**STORED ROWS**
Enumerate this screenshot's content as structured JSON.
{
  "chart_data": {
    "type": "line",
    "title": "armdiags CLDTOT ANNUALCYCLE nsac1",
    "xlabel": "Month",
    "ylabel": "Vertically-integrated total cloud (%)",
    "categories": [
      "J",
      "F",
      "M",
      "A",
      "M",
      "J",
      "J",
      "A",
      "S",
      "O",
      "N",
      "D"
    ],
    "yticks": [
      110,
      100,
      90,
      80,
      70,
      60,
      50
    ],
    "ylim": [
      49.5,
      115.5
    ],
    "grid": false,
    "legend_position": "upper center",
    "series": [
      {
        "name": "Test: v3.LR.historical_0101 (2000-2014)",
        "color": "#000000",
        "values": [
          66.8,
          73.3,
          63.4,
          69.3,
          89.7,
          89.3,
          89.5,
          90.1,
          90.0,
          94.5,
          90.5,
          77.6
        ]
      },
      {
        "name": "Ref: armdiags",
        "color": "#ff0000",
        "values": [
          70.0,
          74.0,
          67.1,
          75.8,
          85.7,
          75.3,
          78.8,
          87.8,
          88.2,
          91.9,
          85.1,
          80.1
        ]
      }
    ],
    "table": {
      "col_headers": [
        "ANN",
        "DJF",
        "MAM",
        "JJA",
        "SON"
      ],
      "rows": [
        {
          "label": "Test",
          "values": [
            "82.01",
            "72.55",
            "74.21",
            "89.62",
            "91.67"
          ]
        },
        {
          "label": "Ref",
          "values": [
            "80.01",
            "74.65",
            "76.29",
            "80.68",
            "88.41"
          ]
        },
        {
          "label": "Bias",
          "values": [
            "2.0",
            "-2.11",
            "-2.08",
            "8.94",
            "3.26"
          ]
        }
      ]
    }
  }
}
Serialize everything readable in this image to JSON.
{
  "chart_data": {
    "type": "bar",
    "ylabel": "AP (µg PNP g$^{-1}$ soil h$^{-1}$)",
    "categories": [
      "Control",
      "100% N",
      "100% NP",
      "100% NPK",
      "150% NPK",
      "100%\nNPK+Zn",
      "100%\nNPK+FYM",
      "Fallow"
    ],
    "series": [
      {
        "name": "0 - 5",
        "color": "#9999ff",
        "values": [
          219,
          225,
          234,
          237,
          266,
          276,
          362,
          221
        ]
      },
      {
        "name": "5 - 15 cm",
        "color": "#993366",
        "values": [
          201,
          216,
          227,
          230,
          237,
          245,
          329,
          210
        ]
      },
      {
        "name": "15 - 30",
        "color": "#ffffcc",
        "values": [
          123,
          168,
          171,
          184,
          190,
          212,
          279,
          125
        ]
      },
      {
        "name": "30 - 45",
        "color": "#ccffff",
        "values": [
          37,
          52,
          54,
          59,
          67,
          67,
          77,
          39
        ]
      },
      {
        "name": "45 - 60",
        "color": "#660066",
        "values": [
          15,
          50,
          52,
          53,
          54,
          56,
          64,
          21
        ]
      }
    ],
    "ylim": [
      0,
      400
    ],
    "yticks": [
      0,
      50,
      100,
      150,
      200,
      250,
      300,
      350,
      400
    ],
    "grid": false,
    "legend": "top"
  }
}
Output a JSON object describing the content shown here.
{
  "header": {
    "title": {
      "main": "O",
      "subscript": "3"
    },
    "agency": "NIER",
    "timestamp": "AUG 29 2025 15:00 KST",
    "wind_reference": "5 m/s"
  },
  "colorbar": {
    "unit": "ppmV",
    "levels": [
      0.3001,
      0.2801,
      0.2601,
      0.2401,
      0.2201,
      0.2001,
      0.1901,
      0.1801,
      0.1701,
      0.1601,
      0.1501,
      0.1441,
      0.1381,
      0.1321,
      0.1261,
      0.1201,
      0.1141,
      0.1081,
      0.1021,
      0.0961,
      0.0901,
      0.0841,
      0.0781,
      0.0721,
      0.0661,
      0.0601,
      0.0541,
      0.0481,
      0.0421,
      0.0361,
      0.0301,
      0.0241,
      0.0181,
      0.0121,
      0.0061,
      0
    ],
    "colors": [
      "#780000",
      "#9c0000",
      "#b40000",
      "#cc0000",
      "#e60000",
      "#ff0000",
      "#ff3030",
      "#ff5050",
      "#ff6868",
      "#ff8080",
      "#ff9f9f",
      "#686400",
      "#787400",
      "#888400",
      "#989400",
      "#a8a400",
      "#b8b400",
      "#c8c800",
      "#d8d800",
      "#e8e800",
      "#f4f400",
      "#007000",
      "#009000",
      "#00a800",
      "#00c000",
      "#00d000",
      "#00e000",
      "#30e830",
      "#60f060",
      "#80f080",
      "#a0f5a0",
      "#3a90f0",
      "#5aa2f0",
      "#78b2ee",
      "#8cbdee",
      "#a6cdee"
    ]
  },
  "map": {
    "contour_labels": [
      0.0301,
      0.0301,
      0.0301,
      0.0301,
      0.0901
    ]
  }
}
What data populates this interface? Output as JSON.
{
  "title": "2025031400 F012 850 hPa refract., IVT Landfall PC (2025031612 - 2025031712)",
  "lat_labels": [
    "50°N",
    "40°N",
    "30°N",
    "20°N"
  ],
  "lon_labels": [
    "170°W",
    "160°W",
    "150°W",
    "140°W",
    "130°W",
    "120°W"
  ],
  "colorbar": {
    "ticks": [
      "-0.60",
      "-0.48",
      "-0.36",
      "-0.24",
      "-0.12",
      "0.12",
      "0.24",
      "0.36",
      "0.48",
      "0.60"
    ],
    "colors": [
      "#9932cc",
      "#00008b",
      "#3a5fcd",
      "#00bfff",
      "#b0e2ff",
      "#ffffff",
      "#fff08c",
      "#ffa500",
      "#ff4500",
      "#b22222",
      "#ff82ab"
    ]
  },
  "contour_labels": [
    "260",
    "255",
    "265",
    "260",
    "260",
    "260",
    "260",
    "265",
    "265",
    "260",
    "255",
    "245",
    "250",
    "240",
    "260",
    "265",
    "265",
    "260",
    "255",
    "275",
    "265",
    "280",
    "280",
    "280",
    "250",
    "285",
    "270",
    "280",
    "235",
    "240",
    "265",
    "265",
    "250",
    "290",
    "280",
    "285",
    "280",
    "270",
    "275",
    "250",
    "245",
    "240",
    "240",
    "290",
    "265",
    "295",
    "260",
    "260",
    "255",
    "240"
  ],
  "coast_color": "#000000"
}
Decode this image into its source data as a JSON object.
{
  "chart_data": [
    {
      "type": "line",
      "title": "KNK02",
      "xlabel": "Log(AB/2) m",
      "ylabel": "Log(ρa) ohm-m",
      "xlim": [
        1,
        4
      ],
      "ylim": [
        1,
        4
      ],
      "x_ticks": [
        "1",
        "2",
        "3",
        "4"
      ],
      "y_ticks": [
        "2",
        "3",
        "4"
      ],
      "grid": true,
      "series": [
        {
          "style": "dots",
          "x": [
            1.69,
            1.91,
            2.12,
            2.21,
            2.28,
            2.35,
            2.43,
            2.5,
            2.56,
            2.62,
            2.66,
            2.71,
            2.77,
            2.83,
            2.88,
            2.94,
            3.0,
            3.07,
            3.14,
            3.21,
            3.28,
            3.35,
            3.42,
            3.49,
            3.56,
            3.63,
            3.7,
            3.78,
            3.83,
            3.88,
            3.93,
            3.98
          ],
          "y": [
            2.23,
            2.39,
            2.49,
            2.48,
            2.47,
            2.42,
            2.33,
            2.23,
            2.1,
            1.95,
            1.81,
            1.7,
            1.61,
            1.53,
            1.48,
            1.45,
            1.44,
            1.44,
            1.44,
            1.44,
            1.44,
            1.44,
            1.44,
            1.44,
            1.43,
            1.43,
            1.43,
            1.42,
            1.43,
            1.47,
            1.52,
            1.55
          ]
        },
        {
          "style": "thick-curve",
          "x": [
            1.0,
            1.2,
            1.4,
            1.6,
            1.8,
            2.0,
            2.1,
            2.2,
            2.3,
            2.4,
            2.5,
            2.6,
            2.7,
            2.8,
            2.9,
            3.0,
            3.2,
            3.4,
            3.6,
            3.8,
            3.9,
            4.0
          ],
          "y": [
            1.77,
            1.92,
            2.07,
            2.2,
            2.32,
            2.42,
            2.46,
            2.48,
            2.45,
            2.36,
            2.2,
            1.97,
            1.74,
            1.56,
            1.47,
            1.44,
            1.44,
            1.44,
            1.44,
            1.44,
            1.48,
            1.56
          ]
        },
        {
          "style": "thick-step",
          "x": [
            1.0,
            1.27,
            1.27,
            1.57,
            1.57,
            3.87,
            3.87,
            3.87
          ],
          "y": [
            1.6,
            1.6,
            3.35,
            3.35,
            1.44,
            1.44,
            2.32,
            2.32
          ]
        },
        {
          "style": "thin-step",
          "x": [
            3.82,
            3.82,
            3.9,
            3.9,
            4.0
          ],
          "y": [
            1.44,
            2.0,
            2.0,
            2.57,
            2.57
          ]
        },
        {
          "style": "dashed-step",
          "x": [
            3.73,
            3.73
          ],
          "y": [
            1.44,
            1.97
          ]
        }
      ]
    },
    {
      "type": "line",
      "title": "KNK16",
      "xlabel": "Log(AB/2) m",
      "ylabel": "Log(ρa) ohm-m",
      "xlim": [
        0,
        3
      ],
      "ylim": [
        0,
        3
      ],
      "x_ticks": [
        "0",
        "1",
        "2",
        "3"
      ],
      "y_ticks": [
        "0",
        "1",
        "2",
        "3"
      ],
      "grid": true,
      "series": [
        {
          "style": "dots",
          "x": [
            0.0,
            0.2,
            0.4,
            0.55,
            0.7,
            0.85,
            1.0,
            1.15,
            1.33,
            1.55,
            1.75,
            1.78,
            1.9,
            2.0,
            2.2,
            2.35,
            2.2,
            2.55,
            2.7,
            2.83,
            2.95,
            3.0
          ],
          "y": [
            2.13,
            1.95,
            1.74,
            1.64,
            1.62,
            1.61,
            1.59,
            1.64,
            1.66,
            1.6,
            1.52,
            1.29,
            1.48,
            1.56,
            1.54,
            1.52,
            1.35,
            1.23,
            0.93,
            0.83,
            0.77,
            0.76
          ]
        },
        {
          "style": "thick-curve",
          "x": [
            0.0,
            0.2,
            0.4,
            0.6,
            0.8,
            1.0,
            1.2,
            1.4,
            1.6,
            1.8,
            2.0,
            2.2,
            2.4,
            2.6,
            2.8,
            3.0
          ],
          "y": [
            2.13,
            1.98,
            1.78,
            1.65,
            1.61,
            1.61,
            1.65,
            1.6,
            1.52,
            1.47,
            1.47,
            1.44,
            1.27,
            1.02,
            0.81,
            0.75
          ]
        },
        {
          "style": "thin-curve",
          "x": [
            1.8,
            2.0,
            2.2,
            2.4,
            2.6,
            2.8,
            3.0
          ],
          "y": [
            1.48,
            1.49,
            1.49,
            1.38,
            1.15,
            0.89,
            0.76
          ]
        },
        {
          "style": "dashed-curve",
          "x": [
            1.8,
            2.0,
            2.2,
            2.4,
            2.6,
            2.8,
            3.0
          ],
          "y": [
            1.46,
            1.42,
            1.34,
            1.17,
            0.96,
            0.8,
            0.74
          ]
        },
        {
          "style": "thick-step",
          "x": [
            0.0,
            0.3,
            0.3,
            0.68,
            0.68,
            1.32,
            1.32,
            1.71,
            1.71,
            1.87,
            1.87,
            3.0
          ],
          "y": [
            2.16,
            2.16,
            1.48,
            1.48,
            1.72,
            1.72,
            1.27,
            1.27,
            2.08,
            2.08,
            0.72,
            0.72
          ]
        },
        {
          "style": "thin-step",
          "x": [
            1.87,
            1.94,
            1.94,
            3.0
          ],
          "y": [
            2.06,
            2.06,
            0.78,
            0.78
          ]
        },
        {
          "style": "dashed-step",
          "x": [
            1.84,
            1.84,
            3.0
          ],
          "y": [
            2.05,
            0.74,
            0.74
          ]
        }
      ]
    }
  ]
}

**YOUR TASK**
Copy each line of the records that contains the word "title".

**PROBLEM SOLUTION**
    "title": "armdiags CLDTOT ANNUALCYCLE nsac1",
    "title": {
  "title": "2025031400 F012 850 hPa refract., IVT Landfall PC (2025031612 - 2025031712)",
      "title": "KNK02",
      "title": "KNK16",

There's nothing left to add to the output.